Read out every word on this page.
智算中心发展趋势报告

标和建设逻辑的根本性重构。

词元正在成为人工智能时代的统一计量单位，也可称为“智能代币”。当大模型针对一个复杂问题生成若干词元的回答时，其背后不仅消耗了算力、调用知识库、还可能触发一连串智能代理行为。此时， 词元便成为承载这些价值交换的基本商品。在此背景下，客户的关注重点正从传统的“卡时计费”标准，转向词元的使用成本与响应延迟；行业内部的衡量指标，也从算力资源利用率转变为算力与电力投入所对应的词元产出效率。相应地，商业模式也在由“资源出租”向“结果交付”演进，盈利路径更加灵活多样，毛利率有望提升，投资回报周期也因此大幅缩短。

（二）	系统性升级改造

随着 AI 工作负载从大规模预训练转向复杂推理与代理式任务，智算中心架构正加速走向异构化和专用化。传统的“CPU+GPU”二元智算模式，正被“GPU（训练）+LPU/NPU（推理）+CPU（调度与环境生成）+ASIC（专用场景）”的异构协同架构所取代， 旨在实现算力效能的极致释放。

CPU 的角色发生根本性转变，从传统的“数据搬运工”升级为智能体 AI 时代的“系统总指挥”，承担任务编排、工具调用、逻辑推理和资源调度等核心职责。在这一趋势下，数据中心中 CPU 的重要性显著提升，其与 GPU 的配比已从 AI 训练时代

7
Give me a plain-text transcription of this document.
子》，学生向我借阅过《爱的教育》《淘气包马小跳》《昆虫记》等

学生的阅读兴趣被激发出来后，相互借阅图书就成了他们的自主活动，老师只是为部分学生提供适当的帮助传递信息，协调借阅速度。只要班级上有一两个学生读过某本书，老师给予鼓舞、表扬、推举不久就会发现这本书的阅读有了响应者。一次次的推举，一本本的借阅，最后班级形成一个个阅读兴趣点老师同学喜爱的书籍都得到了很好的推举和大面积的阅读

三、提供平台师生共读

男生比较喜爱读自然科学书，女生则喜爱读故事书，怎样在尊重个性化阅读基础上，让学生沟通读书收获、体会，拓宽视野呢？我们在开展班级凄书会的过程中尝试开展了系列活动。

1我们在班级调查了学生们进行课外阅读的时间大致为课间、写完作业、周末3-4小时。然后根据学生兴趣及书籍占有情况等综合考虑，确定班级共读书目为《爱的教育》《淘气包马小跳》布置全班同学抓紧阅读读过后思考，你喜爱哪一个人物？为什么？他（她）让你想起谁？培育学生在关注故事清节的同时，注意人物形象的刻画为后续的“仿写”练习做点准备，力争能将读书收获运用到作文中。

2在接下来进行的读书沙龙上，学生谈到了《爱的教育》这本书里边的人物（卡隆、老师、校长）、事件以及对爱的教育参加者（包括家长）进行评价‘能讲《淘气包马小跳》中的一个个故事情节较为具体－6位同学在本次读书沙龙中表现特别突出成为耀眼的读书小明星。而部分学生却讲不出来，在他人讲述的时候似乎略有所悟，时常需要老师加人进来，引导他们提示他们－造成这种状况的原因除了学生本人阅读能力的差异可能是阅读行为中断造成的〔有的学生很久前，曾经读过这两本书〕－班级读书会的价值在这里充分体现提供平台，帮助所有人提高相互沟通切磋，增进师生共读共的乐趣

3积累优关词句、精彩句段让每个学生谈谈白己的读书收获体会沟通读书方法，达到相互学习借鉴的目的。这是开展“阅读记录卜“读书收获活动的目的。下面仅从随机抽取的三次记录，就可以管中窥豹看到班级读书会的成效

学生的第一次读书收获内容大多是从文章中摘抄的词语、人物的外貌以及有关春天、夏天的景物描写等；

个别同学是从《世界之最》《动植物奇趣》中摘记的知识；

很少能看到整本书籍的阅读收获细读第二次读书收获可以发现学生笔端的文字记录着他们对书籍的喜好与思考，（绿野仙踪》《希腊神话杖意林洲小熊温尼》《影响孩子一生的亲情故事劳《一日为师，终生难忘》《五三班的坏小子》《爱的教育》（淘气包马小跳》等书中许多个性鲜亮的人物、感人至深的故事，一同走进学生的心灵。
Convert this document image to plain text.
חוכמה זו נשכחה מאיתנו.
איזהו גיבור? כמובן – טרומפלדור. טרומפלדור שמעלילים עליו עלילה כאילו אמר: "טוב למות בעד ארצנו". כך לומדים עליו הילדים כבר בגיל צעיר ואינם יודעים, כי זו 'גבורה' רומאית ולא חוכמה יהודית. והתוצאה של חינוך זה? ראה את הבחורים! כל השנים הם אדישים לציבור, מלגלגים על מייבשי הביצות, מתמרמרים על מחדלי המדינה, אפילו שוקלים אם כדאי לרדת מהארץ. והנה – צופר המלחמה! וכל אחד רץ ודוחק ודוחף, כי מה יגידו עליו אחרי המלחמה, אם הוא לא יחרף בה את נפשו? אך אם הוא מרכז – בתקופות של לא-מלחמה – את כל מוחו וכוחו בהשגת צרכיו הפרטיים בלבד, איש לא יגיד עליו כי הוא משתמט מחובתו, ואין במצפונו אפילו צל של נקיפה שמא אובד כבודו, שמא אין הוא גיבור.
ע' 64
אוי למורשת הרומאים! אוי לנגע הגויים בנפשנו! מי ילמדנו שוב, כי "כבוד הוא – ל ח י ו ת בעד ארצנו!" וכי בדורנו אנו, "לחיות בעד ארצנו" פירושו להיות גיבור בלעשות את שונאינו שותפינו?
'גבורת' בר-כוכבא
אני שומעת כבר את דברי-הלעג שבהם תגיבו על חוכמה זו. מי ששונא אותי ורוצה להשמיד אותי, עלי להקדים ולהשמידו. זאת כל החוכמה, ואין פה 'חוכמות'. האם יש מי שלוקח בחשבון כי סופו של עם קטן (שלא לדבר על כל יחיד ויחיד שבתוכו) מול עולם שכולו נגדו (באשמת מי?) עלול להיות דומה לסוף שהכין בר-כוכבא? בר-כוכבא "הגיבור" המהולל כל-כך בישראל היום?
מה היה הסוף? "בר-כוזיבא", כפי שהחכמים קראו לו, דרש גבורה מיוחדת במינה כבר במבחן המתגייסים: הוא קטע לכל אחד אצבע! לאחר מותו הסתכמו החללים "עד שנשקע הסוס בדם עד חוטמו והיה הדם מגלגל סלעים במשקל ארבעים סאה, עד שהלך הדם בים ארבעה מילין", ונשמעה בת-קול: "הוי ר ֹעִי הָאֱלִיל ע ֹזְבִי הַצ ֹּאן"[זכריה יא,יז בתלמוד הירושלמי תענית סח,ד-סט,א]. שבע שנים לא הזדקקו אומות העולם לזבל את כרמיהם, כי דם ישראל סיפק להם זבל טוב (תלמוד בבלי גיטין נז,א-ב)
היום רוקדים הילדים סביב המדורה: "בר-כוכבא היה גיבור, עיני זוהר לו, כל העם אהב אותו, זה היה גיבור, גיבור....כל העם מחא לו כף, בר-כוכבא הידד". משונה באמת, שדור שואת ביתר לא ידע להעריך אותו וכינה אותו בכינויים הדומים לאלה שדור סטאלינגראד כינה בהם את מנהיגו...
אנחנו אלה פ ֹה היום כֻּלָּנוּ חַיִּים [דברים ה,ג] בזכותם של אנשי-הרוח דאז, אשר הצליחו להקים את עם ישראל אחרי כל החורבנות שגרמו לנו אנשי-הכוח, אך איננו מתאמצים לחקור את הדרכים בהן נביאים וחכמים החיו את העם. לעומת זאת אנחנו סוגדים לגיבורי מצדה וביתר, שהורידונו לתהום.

## WRITTEN REQUEST
Of all the lines above, how many contain "爱的教育"? Give the number and nothing more.

## SOLUTION TO THIS PROBLEM
4